* _Information shown_:
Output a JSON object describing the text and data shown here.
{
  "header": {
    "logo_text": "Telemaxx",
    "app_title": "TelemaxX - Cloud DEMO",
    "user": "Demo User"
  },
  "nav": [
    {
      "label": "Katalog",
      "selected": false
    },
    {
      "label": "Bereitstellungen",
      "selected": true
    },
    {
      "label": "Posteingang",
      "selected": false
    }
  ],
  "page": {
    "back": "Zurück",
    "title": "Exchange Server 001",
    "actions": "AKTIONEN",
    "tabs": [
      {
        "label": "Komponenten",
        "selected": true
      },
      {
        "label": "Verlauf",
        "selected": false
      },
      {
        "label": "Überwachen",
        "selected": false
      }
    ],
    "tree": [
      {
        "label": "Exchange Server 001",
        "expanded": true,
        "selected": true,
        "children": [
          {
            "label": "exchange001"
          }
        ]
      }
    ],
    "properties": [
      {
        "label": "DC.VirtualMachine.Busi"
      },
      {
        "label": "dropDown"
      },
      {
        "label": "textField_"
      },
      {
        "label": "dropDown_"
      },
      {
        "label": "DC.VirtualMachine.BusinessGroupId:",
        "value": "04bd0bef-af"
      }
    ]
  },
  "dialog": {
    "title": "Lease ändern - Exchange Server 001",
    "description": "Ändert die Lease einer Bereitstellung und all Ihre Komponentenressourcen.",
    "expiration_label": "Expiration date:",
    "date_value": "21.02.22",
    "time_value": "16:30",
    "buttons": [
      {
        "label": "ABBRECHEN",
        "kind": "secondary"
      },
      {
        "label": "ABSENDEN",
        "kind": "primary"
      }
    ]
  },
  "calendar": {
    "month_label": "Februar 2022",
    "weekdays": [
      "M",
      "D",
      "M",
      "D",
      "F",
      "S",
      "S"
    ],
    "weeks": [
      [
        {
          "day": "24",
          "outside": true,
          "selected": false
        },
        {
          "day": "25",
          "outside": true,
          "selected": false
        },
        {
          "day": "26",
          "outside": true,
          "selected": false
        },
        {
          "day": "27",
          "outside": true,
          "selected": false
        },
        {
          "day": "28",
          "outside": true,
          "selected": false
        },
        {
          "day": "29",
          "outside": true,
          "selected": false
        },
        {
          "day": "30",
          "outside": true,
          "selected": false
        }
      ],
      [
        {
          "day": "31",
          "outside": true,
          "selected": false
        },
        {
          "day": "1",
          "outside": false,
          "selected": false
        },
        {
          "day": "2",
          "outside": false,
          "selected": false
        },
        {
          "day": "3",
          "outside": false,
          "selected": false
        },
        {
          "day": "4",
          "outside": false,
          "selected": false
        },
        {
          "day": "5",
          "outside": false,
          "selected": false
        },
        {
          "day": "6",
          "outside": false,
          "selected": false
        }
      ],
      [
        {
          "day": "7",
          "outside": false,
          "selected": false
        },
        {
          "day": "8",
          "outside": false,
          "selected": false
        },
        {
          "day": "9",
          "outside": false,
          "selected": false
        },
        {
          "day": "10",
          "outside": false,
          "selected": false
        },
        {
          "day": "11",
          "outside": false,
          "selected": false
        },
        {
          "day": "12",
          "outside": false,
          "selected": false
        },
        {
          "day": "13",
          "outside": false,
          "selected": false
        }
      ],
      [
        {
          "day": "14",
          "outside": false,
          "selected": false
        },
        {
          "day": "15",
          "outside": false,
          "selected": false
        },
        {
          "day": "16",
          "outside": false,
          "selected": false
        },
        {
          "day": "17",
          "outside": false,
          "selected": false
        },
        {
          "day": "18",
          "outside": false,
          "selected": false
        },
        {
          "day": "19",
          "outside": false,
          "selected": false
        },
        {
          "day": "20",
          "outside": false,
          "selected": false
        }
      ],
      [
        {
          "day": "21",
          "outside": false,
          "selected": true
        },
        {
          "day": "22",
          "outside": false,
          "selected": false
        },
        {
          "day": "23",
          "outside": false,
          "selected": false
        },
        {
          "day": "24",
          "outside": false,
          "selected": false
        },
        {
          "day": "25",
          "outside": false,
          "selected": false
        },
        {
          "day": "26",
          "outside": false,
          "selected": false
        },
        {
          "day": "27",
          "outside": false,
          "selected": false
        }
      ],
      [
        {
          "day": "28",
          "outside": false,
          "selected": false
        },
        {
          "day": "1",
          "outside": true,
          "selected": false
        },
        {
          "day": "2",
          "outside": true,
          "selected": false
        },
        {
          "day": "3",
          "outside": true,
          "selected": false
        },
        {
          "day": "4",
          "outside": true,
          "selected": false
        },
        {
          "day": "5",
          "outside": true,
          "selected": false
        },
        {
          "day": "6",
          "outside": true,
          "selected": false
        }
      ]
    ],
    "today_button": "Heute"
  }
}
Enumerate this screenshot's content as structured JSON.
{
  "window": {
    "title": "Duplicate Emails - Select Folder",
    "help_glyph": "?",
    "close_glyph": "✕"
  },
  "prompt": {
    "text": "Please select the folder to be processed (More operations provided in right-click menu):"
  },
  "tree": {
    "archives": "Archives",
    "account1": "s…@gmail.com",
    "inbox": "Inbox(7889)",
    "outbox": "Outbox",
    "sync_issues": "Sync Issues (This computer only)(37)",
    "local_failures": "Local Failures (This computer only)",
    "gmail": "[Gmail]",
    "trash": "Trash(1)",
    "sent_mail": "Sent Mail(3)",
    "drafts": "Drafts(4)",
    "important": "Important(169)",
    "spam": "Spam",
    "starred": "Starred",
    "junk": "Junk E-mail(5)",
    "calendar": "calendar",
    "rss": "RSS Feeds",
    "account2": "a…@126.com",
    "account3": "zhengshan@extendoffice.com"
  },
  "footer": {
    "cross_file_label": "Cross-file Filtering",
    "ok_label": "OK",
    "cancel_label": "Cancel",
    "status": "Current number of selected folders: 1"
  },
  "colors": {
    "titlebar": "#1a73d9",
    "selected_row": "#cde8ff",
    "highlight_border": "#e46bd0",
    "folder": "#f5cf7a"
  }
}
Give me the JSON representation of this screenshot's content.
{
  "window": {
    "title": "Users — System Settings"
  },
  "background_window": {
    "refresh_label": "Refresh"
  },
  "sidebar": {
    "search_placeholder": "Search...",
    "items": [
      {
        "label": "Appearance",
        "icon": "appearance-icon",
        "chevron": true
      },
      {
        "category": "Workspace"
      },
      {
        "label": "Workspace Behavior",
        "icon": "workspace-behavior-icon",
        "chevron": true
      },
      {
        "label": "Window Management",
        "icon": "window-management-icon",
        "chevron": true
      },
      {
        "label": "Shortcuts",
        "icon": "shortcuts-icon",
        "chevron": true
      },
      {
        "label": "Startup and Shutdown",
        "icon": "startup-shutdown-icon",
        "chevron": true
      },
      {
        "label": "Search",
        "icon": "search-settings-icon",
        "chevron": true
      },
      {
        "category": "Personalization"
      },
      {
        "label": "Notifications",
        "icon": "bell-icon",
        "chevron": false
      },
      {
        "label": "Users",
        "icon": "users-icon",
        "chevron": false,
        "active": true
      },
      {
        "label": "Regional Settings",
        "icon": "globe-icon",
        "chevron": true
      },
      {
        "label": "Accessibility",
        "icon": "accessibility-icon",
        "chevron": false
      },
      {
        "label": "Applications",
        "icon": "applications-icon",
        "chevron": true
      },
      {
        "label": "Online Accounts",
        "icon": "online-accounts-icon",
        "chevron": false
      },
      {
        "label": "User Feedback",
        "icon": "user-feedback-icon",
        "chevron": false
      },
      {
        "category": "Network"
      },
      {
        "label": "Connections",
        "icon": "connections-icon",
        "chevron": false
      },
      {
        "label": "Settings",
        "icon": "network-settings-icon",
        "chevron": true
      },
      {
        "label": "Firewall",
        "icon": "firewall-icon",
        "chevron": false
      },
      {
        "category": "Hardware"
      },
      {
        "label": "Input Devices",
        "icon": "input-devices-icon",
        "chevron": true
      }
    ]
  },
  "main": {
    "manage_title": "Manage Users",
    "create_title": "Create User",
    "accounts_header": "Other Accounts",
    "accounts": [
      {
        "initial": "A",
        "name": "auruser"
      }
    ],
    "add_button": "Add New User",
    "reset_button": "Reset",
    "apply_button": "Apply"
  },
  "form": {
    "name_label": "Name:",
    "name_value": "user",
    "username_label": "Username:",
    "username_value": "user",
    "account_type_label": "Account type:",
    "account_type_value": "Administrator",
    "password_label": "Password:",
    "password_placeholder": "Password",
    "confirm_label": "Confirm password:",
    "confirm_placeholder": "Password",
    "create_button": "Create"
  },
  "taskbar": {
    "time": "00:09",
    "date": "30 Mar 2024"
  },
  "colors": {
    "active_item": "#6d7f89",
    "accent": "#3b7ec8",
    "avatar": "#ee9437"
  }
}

* _Required work_: Collect every line above that contains the word "screenshot".

* _Exercise answer_:
Enumerate this screenshot's content as structured JSON.
Give me the JSON representation of this screenshot's content.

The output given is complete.